-- START OF Listed entries --

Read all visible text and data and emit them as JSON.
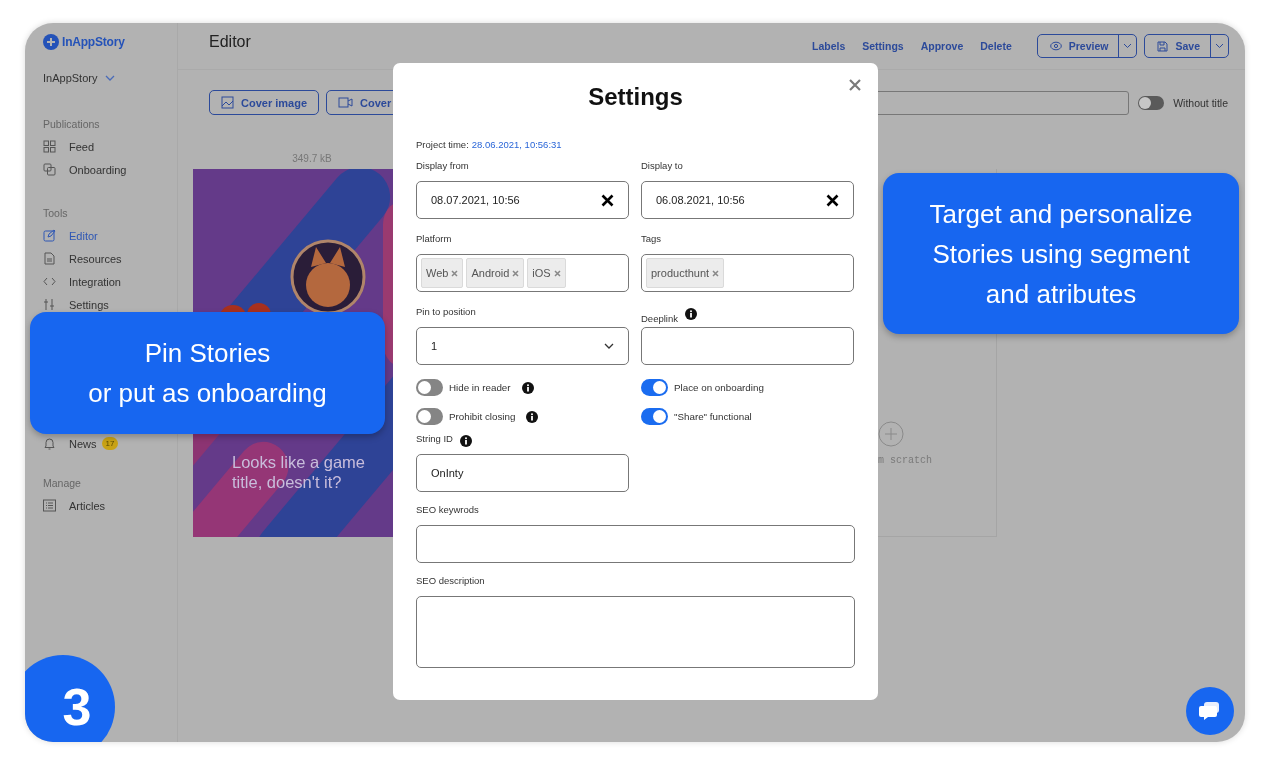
{
  "sidebar": {
    "logo": "InAppStory",
    "workspace": "InAppStory",
    "sections": [
      {
        "title": "Publications",
        "items": [
          {
            "label": "Feed",
            "selected": false
          },
          {
            "label": "Onboarding",
            "selected": false
          }
        ]
      },
      {
        "title": "Tools",
        "items": [
          {
            "label": "Editor",
            "selected": true
          },
          {
            "label": "Resources",
            "selected": false
          },
          {
            "label": "Integration",
            "selected": false
          },
          {
            "label": "Settings",
            "selected": false
          }
        ]
      },
      {
        "items": [
          {
            "label": "News",
            "selected": false,
            "badge": "17"
          }
        ]
      },
      {
        "title": "Manage",
        "items": [
          {
            "label": "Articles",
            "selected": false
          }
        ]
      }
    ]
  },
  "topbar": {
    "title": "Editor",
    "actions": [
      "Labels",
      "Settings",
      "Approve",
      "Delete"
    ],
    "preview": "Preview",
    "save": "Save"
  },
  "editor": {
    "cover_buttons": [
      {
        "label": "Cover image"
      },
      {
        "label": "Cover"
      }
    ],
    "without_title": {
      "label": "Without title",
      "on": false
    },
    "file_size": "349.7 kB",
    "story_caption": "Looks like a game title, doesn't it?",
    "scratch_card": "m scratch"
  },
  "modal": {
    "title": "Settings",
    "project_time_label": "Project time:",
    "project_time": "28.06.2021, 10:56:31",
    "display_from": {
      "label": "Display from",
      "value": "08.07.2021, 10:56"
    },
    "display_to": {
      "label": "Display to",
      "value": "06.08.2021, 10:56"
    },
    "platform": {
      "label": "Platform",
      "chips": [
        "Web",
        "Android",
        "iOS"
      ]
    },
    "tags": {
      "label": "Tags",
      "chips": [
        "producthunt"
      ]
    },
    "pin": {
      "label": "Pin to position",
      "value": "1"
    },
    "deeplink": {
      "label": "Deeplink"
    },
    "toggles": [
      {
        "label": "Hide in reader",
        "on": false,
        "info": true
      },
      {
        "label": "Place on onboarding",
        "on": true,
        "info": false
      },
      {
        "label": "Prohibit closing",
        "on": false,
        "info": true
      },
      {
        "label": "\"Share\" functional",
        "on": true,
        "info": false
      }
    ],
    "string_id": {
      "label": "String ID",
      "value": "OnInty"
    },
    "seo_keywords": {
      "label": "SEO keywrods"
    },
    "seo_description": {
      "label": "SEO description"
    }
  },
  "callouts": [
    {
      "text": "Pin Stories\nor put as onboarding"
    },
    {
      "text": "Target and personalize\nStories using segment\nand atributes"
    }
  ],
  "step_badge": "3"
}
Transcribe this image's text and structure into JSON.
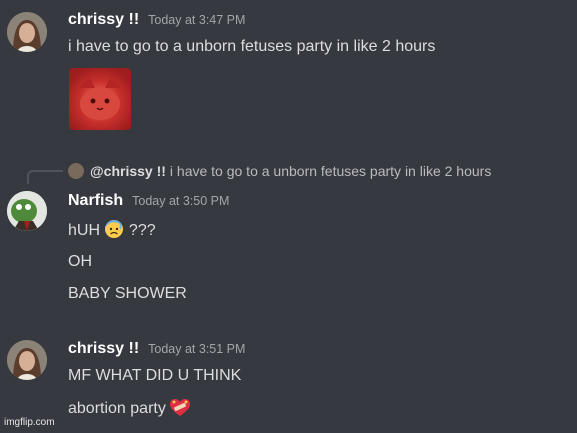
{
  "messages": [
    {
      "username": "chrissy !!",
      "timestamp": "Today at 3:47 PM",
      "lines": [
        "i have to go to a unborn fetuses party in like 2 hours"
      ],
      "attachment_icon": "red-cat-image"
    },
    {
      "reply": {
        "username": "@chrissy !!",
        "text": "i have to go to a unborn fetuses party in like 2 hours"
      },
      "username": "Narfish",
      "timestamp": "Today at 3:50 PM",
      "lines": [
        "hUH",
        "???",
        "OH",
        "BABY SHOWER"
      ],
      "emoji": "anxious-face-with-sweat"
    },
    {
      "username": "chrissy !!",
      "timestamp": "Today at 3:51 PM",
      "lines": [
        "MF WHAT DID U THINK",
        "abortion party"
      ],
      "emoji": "heart-with-bandage"
    }
  ],
  "watermark": "imgflip.com"
}
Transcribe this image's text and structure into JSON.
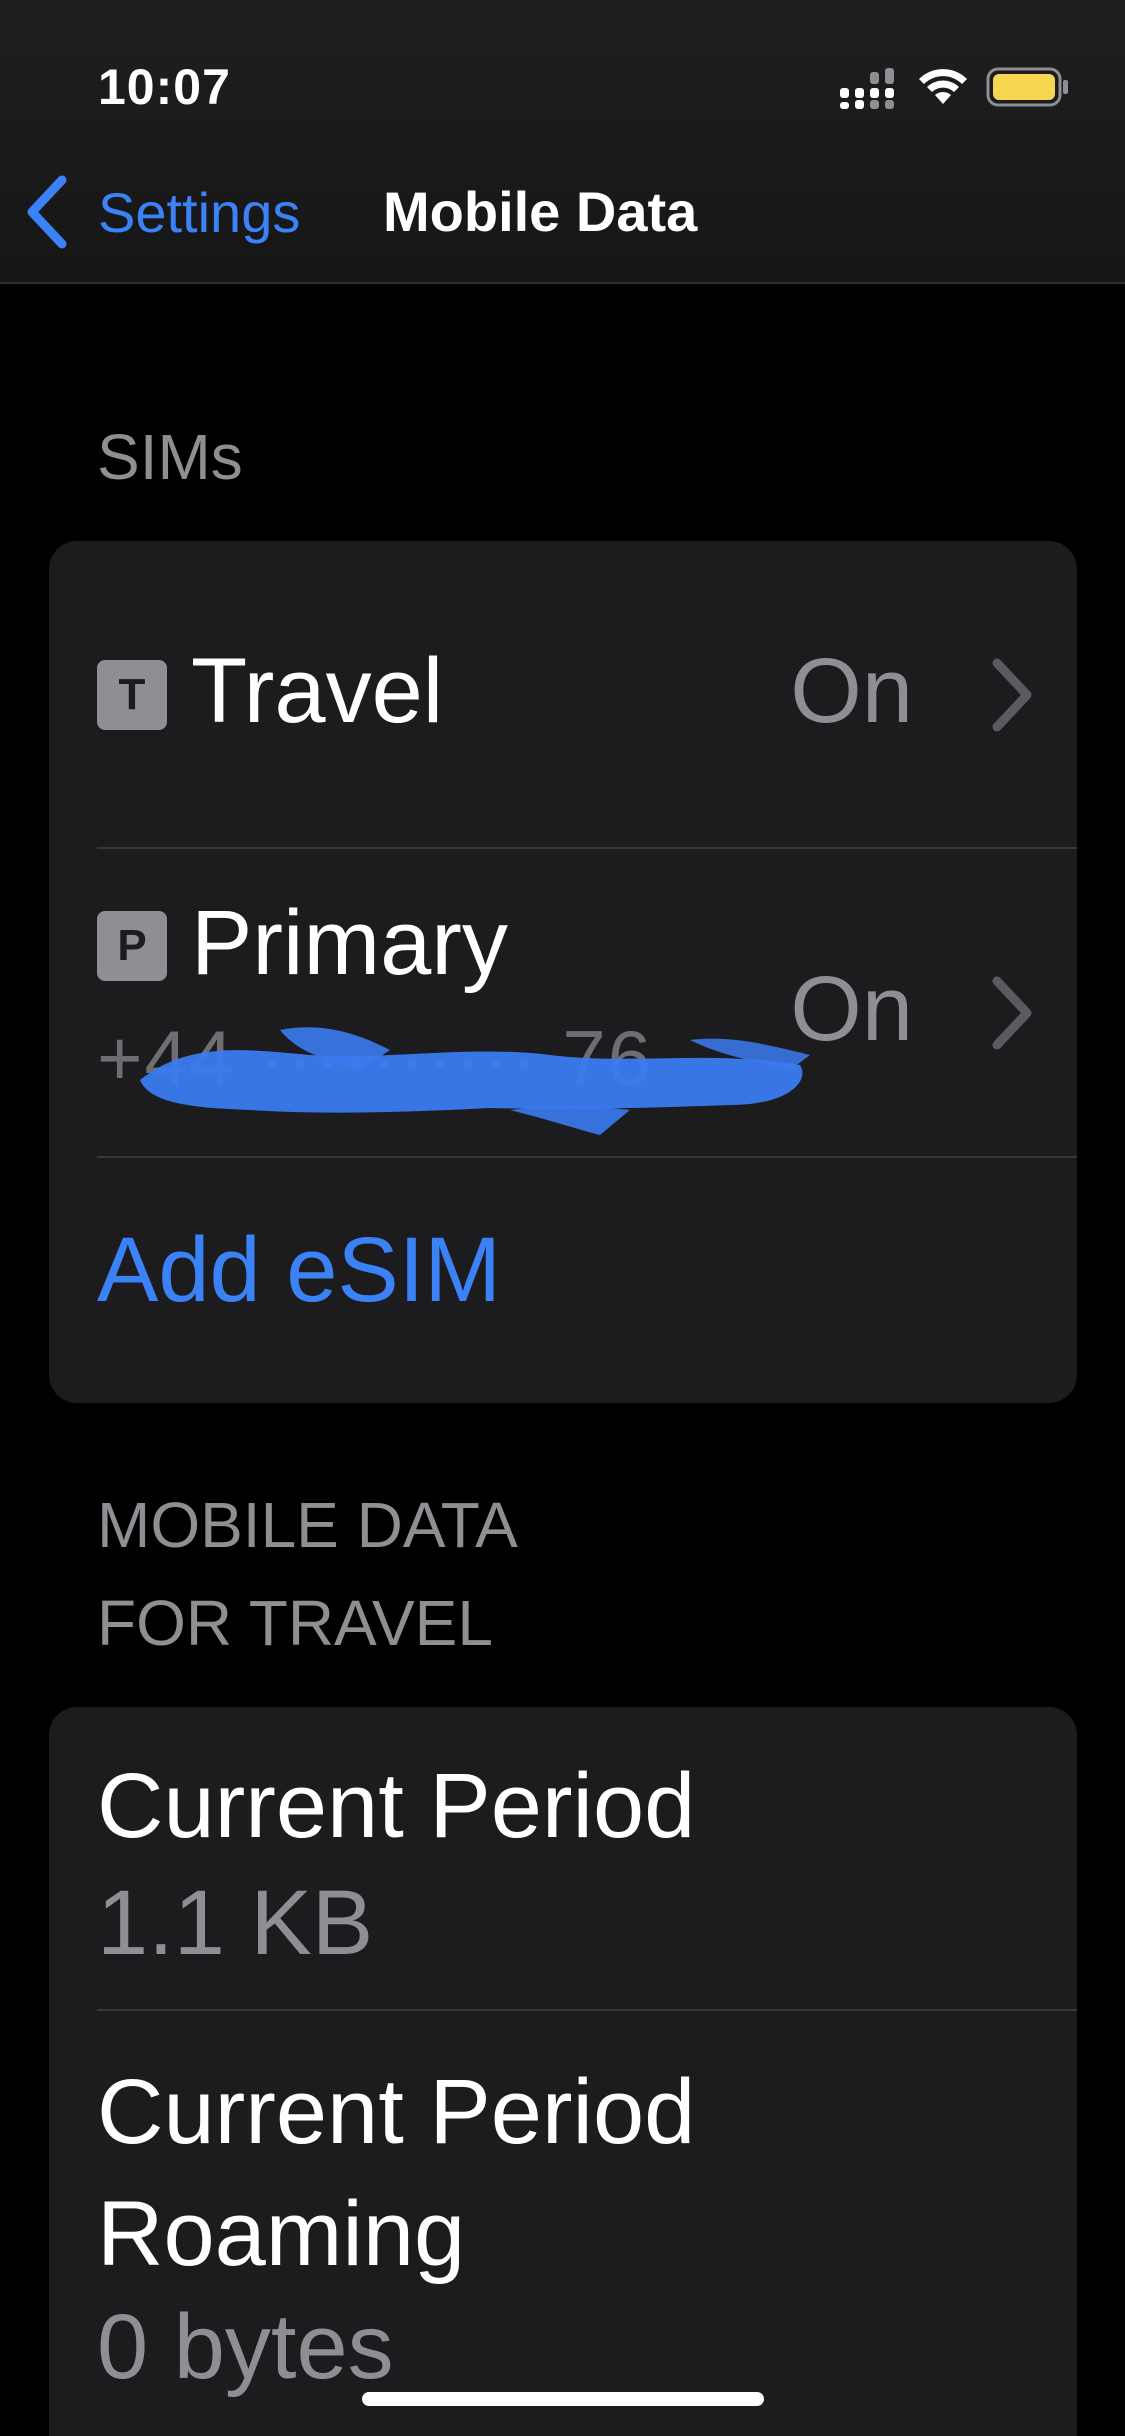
{
  "status_bar": {
    "time": "10:07",
    "battery_color": "#f5d552"
  },
  "nav": {
    "back_label": "Settings",
    "title": "Mobile Data"
  },
  "sims_section": {
    "header": "SIMs",
    "items": [
      {
        "badge": "T",
        "label": "Travel",
        "value": "On"
      },
      {
        "badge": "P",
        "label": "Primary",
        "value": "On",
        "number": "+44 ·········· 76",
        "number_redacted": true
      }
    ],
    "add_label": "Add eSIM"
  },
  "usage_section": {
    "header_line1": "MOBILE DATA",
    "header_line2": "FOR TRAVEL",
    "items": [
      {
        "title": "Current Period",
        "value": "1.1 KB"
      },
      {
        "title_line1": "Current Period",
        "title_line2": "Roaming",
        "value": "0 bytes"
      }
    ]
  },
  "colors": {
    "accent": "#3b82f6",
    "background": "#000000",
    "card": "#1c1c1e",
    "secondary_text": "#8e8e93"
  }
}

-- END OF Listed entries --

Give the data above again in full and unchanged, skipping the pictures.

Exercise solution:
Read all visible text and data and emit them as JSON.
{
  "sidebar": {
    "logo": "InAppStory",
    "workspace": "InAppStory",
    "sections": [
      {
        "title": "Publications",
        "items": [
          {
            "label": "Feed",
            "selected": false
          },
          {
            "label": "Onboarding",
            "selected": false
          }
        ]
      },
      {
        "title": "Tools",
        "items": [
          {
            "label": "Editor",
            "selected": true
          },
          {
            "label": "Resources",
            "selected": false
          },
          {
            "label": "Integration",
            "selected": false
          },
          {
            "label": "Settings",
            "selected": false
          }
        ]
      },
      {
        "items": [
          {
            "label": "News",
            "selected": false,
            "badge": "17"
          }
        ]
      },
      {
        "title": "Manage",
        "items": [
          {
            "label": "Articles",
            "selected": false
          }
        ]
      }
    ]
  },
  "topbar": {
    "title": "Editor",
    "actions": [
      "Labels",
      "Settings",
      "Approve",
      "Delete"
    ],
    "preview": "Preview",
    "save": "Save"
  },
  "editor": {
    "cover_buttons": [
      {
        "label": "Cover image"
      },
      {
        "label": "Cover"
      }
    ],
    "without_title": {
      "label": "Without title",
      "on": false
    },
    "file_size": "349.7 kB",
    "story_caption": "Looks like a game title, doesn't it?",
    "scratch_card": "m scratch"
  },
  "modal": {
    "title": "Settings",
    "project_time_label": "Project time:",
    "project_time": "28.06.2021, 10:56:31",
    "display_from": {
      "label": "Display from",
      "value": "08.07.2021, 10:56"
    },
    "display_to": {
      "label": "Display to",
      "value": "06.08.2021, 10:56"
    },
    "platform": {
      "label": "Platform",
      "chips": [
        "Web",
        "Android",
        "iOS"
      ]
    },
    "tags": {
      "label": "Tags",
      "chips": [
        "producthunt"
      ]
    },
    "pin": {
      "label": "Pin to position",
      "value": "1"
    },
    "deeplink": {
      "label": "Deeplink"
    },
    "toggles": [
      {
        "label": "Hide in reader",
        "on": false,
        "info": true
      },
      {
        "label": "Place on onboarding",
        "on": true,
        "info": false
      },
      {
        "label": "Prohibit closing",
        "on": false,
        "info": true
      },
      {
        "label": "\"Share\" functional",
        "on": true,
        "info": false
      }
    ],
    "string_id": {
      "label": "String ID",
      "value": "OnInty"
    },
    "seo_keywords": {
      "label": "SEO keywrods"
    },
    "seo_description": {
      "label": "SEO description"
    }
  },
  "callouts": [
    {
      "text": "Pin Stories\nor put as onboarding"
    },
    {
      "text": "Target and personalize\nStories using segment\nand atributes"
    }
  ],
  "step_badge": "3"
}
Transcribe this image's text and structure into JSON.
{
  "messages": [
    {
      "username": "chrissy !!",
      "timestamp": "Today at 3:47 PM",
      "lines": [
        "i have to go to a unborn fetuses party in like 2 hours"
      ],
      "attachment_icon": "red-cat-image"
    },
    {
      "reply": {
        "username": "@chrissy !!",
        "text": "i have to go to a unborn fetuses party in like 2 hours"
      },
      "username": "Narfish",
      "timestamp": "Today at 3:50 PM",
      "lines": [
        "hUH",
        "???",
        "OH",
        "BABY SHOWER"
      ],
      "emoji": "anxious-face-with-sweat"
    },
    {
      "username": "chrissy !!",
      "timestamp": "Today at 3:51 PM",
      "lines": [
        "MF WHAT DID U THINK",
        "abortion party"
      ],
      "emoji": "heart-with-bandage"
    }
  ],
  "watermark": "imgflip.com"
}
Transcribe this image's text and structure into JSON.
{
  "status_bar": {
    "time": "10:07",
    "battery_color": "#f5d552"
  },
  "nav": {
    "back_label": "Settings",
    "title": "Mobile Data"
  },
  "sims_section": {
    "header": "SIMs",
    "items": [
      {
        "badge": "T",
        "label": "Travel",
        "value": "On"
      },
      {
        "badge": "P",
        "label": "Primary",
        "value": "On",
        "number": "+44 ·········· 76",
        "number_redacted": true
      }
    ],
    "add_label": "Add eSIM"
  },
  "usage_section": {
    "header_line1": "MOBILE DATA",
    "header_line2": "FOR TRAVEL",
    "items": [
      {
        "title": "Current Period",
        "value": "1.1 KB"
      },
      {
        "title_line1": "Current Period",
        "title_line2": "Roaming",
        "value": "0 bytes"
      }
    ]
  },
  "colors": {
    "accent": "#3b82f6",
    "background": "#000000",
    "card": "#1c1c1e",
    "secondary_text": "#8e8e93"
  }
}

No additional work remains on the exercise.